* _Requirement_:
How many of the lines contain the string "strip"? Give the number, with no other words.

(Dataset rows about figures)
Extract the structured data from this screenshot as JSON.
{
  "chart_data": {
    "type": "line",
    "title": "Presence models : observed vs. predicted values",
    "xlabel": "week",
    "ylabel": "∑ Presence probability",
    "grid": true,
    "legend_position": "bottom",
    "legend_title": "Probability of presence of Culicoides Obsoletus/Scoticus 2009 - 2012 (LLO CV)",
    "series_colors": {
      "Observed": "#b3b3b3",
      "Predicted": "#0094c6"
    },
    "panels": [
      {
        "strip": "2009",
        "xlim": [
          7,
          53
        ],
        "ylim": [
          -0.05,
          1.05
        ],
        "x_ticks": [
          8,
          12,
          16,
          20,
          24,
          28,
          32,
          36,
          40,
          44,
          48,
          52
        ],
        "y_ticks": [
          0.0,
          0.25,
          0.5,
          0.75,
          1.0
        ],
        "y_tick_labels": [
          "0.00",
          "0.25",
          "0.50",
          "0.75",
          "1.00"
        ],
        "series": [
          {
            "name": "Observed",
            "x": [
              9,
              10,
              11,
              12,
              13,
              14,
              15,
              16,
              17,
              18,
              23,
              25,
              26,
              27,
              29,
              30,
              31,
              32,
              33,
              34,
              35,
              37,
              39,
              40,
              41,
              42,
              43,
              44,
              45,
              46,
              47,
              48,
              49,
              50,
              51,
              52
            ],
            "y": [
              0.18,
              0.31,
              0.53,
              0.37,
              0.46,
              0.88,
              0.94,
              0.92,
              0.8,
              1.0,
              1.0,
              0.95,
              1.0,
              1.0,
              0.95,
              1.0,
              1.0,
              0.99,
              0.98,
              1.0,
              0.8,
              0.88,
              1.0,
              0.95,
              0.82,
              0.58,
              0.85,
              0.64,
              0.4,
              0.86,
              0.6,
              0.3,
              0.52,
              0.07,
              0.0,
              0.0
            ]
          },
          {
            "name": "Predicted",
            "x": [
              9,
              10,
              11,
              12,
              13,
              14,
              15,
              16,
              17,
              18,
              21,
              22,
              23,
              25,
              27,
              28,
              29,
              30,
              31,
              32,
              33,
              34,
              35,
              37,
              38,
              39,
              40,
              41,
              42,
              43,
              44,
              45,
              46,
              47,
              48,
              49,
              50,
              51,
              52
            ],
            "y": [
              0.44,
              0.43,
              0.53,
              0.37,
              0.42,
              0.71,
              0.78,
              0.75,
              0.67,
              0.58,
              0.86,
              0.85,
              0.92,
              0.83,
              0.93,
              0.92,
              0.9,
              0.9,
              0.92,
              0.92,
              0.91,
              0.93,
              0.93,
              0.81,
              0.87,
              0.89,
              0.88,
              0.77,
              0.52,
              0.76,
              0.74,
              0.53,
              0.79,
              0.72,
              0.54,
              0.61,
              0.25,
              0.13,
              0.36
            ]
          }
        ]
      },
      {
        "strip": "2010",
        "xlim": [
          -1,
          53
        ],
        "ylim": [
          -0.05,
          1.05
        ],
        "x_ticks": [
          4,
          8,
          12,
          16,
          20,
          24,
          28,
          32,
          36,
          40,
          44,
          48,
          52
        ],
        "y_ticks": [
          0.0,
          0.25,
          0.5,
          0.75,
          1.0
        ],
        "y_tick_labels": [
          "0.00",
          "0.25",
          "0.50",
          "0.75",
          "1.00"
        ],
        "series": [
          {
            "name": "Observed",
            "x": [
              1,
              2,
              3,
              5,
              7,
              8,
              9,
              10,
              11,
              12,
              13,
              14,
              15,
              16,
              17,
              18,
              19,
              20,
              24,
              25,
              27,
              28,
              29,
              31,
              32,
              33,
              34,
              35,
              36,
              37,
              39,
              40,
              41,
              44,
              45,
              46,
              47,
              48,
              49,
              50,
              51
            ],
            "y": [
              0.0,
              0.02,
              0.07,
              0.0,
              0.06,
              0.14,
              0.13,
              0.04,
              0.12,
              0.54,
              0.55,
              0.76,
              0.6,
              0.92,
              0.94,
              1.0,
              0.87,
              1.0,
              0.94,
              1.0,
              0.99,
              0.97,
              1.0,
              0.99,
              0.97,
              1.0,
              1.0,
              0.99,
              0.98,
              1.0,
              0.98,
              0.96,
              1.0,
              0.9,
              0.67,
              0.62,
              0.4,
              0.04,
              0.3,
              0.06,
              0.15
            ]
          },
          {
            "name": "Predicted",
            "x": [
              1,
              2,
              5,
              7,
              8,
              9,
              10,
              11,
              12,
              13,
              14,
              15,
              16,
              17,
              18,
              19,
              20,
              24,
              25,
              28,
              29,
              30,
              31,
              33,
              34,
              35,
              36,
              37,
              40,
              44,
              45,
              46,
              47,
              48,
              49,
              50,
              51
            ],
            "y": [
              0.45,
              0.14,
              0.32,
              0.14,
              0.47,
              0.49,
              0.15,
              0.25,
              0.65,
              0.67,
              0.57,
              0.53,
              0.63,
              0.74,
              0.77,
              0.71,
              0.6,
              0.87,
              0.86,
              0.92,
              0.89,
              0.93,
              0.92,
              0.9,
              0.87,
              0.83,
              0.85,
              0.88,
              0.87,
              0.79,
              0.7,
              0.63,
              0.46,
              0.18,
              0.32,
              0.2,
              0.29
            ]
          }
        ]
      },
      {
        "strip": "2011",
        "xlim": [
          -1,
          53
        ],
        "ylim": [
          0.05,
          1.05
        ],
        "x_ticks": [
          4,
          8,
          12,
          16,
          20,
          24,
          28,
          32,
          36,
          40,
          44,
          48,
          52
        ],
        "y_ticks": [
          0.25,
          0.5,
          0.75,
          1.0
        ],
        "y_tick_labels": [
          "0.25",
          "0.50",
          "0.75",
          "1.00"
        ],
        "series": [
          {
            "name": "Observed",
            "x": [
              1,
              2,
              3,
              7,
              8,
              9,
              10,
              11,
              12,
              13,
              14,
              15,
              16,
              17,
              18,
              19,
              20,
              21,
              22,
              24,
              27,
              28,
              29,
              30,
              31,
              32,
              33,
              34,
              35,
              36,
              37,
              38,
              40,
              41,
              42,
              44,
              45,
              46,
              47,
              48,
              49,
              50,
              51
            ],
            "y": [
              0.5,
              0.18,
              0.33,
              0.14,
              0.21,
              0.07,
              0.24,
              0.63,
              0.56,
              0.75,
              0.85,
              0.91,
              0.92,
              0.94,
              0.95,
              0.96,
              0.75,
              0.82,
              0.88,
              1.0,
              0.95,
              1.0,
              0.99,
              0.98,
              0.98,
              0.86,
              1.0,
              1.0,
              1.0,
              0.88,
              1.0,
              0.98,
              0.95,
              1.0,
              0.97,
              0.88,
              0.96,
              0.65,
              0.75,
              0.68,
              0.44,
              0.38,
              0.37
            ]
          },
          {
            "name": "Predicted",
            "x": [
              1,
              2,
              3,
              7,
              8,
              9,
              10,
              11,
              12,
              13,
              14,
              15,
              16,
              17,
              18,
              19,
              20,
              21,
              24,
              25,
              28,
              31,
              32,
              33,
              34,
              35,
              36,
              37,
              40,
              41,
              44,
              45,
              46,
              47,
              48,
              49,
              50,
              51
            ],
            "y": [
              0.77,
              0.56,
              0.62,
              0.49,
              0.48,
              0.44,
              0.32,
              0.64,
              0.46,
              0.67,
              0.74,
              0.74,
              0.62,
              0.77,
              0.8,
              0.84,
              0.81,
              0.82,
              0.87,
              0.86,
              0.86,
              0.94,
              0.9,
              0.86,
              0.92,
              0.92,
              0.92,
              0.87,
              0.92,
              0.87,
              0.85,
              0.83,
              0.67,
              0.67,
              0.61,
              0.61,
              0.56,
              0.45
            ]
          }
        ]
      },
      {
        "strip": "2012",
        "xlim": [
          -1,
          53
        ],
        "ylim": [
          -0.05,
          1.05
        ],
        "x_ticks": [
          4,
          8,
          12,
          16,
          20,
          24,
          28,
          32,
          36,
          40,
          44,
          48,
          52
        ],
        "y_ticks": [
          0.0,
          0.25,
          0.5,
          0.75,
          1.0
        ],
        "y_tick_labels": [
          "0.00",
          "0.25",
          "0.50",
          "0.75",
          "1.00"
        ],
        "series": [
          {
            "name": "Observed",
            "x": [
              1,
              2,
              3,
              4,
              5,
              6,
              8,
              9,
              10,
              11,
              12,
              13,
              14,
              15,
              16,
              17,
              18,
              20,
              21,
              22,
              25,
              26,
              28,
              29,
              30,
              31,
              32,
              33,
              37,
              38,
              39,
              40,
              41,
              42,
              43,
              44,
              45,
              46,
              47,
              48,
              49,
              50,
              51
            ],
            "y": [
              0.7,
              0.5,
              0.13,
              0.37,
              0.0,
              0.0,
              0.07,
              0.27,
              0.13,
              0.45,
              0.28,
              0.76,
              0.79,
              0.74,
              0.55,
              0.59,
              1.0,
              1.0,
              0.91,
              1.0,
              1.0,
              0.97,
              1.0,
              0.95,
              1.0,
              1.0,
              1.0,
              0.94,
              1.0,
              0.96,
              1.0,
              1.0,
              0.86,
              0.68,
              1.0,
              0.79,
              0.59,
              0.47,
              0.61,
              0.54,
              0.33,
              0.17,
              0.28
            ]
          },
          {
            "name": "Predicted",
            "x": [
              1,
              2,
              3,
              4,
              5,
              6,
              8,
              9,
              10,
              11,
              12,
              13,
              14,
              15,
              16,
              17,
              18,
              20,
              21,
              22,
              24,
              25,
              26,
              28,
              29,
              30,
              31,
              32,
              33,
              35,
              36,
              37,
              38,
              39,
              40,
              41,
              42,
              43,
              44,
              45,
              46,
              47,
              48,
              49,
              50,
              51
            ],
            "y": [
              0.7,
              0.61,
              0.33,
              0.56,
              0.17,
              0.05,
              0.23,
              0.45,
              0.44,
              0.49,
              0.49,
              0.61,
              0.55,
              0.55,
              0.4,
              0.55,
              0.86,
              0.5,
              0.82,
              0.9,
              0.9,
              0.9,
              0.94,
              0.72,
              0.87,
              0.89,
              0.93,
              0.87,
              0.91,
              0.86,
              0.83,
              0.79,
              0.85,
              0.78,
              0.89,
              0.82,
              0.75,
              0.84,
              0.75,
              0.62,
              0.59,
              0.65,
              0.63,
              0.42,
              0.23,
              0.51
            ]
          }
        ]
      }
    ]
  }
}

* _Answer to the problem_:
4